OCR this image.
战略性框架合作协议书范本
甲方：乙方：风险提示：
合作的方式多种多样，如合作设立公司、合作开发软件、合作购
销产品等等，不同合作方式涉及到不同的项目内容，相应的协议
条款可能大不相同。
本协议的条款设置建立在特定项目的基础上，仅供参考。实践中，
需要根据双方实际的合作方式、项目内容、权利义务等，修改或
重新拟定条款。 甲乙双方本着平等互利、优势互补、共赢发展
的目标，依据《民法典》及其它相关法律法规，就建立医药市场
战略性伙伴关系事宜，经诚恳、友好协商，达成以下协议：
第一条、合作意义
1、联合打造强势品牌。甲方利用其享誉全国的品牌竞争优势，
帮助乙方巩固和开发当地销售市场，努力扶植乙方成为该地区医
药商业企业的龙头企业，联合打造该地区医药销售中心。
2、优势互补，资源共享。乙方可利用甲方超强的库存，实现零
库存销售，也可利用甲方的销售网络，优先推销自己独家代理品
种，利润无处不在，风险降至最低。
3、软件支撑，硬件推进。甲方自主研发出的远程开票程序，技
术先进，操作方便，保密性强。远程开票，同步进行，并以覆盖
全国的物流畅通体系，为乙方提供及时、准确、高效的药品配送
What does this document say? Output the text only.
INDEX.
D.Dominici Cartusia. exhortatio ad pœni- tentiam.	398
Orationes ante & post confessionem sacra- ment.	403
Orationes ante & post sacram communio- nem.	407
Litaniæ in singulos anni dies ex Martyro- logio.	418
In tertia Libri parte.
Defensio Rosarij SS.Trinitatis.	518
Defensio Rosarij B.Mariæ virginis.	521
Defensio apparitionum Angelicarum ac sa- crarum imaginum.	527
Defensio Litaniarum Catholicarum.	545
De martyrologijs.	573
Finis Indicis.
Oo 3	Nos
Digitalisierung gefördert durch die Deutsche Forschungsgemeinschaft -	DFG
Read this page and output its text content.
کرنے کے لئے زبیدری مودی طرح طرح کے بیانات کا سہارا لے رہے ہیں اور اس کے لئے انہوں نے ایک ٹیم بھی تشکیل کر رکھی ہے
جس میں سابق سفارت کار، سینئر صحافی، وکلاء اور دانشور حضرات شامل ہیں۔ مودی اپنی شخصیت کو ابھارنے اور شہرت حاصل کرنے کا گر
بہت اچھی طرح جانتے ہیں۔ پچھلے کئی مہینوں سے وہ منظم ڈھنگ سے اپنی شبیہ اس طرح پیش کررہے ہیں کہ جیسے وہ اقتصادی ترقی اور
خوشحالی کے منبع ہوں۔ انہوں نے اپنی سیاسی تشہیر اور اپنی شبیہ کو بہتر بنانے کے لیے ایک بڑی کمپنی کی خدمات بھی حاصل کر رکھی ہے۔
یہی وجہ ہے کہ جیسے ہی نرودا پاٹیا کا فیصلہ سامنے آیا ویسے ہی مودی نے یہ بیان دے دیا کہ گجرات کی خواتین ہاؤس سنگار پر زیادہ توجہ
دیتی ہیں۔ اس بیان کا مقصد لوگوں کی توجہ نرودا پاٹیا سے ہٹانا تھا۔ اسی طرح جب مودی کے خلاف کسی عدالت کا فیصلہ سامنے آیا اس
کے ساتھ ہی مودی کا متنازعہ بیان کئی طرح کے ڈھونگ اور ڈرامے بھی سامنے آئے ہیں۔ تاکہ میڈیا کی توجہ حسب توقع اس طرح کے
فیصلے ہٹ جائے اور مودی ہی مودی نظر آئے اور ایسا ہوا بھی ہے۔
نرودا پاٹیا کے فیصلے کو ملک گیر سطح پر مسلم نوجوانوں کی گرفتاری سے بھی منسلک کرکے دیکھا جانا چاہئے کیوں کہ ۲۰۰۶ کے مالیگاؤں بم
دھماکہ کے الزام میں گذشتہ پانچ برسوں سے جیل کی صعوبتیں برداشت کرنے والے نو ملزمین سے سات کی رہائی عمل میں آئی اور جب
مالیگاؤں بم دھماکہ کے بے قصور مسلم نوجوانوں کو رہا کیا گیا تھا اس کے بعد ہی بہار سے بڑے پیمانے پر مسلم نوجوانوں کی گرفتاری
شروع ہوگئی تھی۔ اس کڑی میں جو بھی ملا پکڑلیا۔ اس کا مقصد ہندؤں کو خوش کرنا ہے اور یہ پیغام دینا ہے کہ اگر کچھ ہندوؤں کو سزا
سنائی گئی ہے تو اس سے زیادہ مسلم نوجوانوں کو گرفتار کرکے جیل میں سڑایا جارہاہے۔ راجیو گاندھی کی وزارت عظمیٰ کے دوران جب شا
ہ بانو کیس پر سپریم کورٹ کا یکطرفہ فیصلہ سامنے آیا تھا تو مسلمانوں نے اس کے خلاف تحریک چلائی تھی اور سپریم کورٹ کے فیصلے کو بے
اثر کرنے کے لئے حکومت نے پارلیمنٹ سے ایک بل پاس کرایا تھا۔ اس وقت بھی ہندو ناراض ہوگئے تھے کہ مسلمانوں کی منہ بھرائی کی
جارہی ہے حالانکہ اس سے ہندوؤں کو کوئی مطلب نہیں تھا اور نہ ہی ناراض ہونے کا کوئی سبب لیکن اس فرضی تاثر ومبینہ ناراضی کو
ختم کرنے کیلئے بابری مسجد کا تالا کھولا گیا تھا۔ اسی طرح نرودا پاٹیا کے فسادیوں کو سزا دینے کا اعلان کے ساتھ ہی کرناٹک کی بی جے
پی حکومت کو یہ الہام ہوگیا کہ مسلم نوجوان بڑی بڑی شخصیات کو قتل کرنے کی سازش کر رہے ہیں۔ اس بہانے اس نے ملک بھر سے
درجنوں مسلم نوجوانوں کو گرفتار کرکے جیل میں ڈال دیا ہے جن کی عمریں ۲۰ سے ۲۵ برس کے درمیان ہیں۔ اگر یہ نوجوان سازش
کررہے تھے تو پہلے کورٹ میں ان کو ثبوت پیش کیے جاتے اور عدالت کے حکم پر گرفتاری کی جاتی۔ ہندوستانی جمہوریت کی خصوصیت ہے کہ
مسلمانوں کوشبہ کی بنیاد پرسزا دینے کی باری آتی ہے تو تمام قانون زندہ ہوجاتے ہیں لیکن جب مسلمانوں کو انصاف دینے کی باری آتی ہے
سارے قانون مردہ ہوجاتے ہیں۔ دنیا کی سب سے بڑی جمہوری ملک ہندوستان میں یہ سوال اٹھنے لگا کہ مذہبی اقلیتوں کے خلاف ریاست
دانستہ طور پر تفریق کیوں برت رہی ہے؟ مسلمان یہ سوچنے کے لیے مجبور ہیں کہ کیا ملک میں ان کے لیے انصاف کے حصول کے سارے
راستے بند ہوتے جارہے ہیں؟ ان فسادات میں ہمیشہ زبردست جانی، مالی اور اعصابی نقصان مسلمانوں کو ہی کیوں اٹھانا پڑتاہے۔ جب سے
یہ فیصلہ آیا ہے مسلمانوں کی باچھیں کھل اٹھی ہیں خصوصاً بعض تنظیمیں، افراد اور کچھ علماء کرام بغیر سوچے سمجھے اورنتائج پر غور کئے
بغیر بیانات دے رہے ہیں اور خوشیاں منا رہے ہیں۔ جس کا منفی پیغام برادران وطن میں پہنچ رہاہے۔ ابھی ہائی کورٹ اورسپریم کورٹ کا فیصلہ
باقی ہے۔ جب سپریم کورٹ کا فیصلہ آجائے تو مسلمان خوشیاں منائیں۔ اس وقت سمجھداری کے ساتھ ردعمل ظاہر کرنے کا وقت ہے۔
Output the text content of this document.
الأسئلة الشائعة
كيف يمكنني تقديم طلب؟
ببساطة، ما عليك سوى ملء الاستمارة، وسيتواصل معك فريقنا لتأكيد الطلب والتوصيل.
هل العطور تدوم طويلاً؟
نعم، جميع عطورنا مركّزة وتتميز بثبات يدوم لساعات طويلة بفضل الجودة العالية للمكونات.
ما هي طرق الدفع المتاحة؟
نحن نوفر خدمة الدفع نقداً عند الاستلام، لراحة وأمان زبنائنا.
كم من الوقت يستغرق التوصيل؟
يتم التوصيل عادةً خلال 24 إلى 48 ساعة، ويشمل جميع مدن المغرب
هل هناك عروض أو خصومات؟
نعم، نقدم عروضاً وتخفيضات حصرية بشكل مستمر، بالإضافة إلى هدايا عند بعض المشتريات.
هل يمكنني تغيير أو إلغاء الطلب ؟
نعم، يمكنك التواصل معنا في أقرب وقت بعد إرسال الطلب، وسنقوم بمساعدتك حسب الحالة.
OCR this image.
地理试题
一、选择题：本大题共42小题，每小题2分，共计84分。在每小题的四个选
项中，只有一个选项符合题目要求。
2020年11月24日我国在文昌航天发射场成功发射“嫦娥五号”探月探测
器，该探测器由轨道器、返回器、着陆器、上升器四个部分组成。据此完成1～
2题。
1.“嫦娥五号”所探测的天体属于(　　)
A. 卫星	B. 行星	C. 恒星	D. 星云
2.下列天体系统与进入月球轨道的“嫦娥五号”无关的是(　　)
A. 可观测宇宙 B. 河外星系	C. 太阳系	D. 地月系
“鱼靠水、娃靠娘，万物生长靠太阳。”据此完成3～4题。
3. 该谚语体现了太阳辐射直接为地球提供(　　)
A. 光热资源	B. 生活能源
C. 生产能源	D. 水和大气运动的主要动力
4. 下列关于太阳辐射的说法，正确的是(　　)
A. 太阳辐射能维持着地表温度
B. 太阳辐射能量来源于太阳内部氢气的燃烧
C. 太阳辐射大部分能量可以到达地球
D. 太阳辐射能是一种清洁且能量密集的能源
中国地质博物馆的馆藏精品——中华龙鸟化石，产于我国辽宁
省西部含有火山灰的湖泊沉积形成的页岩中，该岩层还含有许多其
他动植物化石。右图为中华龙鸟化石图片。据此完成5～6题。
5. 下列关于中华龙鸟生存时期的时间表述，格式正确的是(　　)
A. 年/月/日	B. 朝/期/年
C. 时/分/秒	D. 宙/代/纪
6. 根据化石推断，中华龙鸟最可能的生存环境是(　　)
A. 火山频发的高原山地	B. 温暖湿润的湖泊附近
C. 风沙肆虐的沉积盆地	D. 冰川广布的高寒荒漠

WORK TO COMPLETE →
Tally the lines of the data that hold the string "优势互补". Answer with the number and nothing more.

TASK ANSWER →
2